→ GOAL: Set down the full listing exactly, character for character.
======== MATERIAL FOR THIS TASK ========
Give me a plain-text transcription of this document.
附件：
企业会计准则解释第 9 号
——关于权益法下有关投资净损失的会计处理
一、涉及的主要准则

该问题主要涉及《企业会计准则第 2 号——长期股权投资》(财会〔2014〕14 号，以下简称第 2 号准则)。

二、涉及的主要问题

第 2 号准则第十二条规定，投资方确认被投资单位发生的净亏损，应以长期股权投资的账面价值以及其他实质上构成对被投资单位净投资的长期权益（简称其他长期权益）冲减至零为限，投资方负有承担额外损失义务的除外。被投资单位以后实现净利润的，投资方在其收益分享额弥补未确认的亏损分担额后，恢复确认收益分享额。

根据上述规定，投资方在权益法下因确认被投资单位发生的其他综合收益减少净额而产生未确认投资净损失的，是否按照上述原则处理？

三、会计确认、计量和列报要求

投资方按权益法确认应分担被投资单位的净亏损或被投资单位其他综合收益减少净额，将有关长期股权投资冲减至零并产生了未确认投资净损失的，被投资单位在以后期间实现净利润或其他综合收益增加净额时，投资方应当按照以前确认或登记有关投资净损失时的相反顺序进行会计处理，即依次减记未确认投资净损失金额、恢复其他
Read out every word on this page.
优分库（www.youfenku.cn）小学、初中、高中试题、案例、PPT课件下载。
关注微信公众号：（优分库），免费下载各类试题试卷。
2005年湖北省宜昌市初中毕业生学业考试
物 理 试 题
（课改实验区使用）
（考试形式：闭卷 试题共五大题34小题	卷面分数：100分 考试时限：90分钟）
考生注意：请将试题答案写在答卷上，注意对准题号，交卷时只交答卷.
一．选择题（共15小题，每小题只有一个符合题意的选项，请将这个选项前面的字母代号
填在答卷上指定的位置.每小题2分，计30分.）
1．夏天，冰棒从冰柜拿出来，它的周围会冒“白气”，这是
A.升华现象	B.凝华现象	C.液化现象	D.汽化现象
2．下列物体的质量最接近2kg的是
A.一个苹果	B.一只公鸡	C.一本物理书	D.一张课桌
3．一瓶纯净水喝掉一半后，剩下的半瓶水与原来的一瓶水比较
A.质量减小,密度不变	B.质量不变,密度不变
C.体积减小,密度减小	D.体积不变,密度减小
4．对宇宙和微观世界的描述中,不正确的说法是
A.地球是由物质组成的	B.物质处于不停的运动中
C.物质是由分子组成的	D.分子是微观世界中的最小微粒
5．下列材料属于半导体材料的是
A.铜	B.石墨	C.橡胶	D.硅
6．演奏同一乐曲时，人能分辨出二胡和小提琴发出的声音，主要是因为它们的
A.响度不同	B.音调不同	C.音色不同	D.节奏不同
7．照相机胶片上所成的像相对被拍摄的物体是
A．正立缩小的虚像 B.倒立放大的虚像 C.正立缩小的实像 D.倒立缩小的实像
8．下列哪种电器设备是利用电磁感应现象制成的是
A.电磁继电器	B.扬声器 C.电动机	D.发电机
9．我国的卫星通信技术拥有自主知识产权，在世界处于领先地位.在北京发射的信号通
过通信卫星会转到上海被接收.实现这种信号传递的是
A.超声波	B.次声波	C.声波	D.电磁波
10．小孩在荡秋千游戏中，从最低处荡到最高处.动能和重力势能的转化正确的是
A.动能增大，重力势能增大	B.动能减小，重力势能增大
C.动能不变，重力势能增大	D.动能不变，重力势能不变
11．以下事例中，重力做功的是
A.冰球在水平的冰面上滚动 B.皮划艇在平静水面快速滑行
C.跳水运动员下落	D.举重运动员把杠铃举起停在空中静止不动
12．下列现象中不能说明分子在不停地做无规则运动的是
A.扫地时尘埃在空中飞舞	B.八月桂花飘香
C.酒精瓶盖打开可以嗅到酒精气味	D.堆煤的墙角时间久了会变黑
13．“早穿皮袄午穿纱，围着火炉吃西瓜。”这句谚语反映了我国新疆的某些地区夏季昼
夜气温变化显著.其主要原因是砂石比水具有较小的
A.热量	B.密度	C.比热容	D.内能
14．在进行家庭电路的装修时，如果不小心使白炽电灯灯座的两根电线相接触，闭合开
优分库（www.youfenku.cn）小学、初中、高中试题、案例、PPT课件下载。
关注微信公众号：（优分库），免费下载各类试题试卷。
========
→ FINISHED TASK:
Give me a plain-text transcription of this document.
附件：
企业会计准则解释第 9 号
——关于权益法下有关投资净损失的会计处理
一、涉及的主要准则

该问题主要涉及《企业会计准则第 2 号——长期股权投资》(财会〔2014〕14 号，以下简称第 2 号准则)。

二、涉及的主要问题

第 2 号准则第十二条规定，投资方确认被投资单位发生的净亏损，应以长期股权投资的账面价值以及其他实质上构成对被投资单位净投资的长期权益（简称其他长期权益）冲减至零为限，投资方负有承担额外损失义务的除外。被投资单位以后实现净利润的，投资方在其收益分享额弥补未确认的亏损分担额后，恢复确认收益分享额。

根据上述规定，投资方在权益法下因确认被投资单位发生的其他综合收益减少净额而产生未确认投资净损失的，是否按照上述原则处理？

三、会计确认、计量和列报要求

投资方按权益法确认应分担被投资单位的净亏损或被投资单位其他综合收益减少净额，将有关长期股权投资冲减至零并产生了未确认投资净损失的，被投资单位在以后期间实现净利润或其他综合收益增加净额时，投资方应当按照以前确认或登记有关投资净损失时的相反顺序进行会计处理，即依次减记未确认投资净损失金额、恢复其他
Read out every word on this page.
优分库（www.youfenku.cn）小学、初中、高中试题、案例、PPT课件下载。
关注微信公众号：（优分库），免费下载各类试题试卷。
2005年湖北省宜昌市初中毕业生学业考试
物 理 试 题
（课改实验区使用）
（考试形式：闭卷 试题共五大题34小题	卷面分数：100分 考试时限：90分钟）
考生注意：请将试题答案写在答卷上，注意对准题号，交卷时只交答卷.
一．选择题（共15小题，每小题只有一个符合题意的选项，请将这个选项前面的字母代号
填在答卷上指定的位置.每小题2分，计30分.）
1．夏天，冰棒从冰柜拿出来，它的周围会冒“白气”，这是
A.升华现象	B.凝华现象	C.液化现象	D.汽化现象
2．下列物体的质量最接近2kg的是
A.一个苹果	B.一只公鸡	C.一本物理书	D.一张课桌
3．一瓶纯净水喝掉一半后，剩下的半瓶水与原来的一瓶水比较
A.质量减小,密度不变	B.质量不变,密度不变
C.体积减小,密度减小	D.体积不变,密度减小
4．对宇宙和微观世界的描述中,不正确的说法是
A.地球是由物质组成的	B.物质处于不停的运动中
C.物质是由分子组成的	D.分子是微观世界中的最小微粒
5．下列材料属于半导体材料的是
A.铜	B.石墨	C.橡胶	D.硅
6．演奏同一乐曲时，人能分辨出二胡和小提琴发出的声音，主要是因为它们的
A.响度不同	B.音调不同	C.音色不同	D.节奏不同
7．照相机胶片上所成的像相对被拍摄的物体是
A．正立缩小的虚像 B.倒立放大的虚像 C.正立缩小的实像 D.倒立缩小的实像
8．下列哪种电器设备是利用电磁感应现象制成的是
A.电磁继电器	B.扬声器 C.电动机	D.发电机
9．我国的卫星通信技术拥有自主知识产权，在世界处于领先地位.在北京发射的信号通
过通信卫星会转到上海被接收.实现这种信号传递的是
A.超声波	B.次声波	C.声波	D.电磁波
10．小孩在荡秋千游戏中，从最低处荡到最高处.动能和重力势能的转化正确的是
A.动能增大，重力势能增大	B.动能减小，重力势能增大
C.动能不变，重力势能增大	D.动能不变，重力势能不变
11．以下事例中，重力做功的是
A.冰球在水平的冰面上滚动 B.皮划艇在平静水面快速滑行
C.跳水运动员下落	D.举重运动员把杠铃举起停在空中静止不动
12．下列现象中不能说明分子在不停地做无规则运动的是
A.扫地时尘埃在空中飞舞	B.八月桂花飘香
C.酒精瓶盖打开可以嗅到酒精气味	D.堆煤的墙角时间久了会变黑
13．“早穿皮袄午穿纱，围着火炉吃西瓜。”这句谚语反映了我国新疆的某些地区夏季昼
夜气温变化显著.其主要原因是砂石比水具有较小的
A.热量	B.密度	C.比热容	D.内能
14．在进行家庭电路的装修时，如果不小心使白炽电灯灯座的两根电线相接触，闭合开
优分库（www.youfenku.cn）小学、初中、高中试题、案例、PPT课件下载。
关注微信公众号：（优分库），免费下载各类试题试卷。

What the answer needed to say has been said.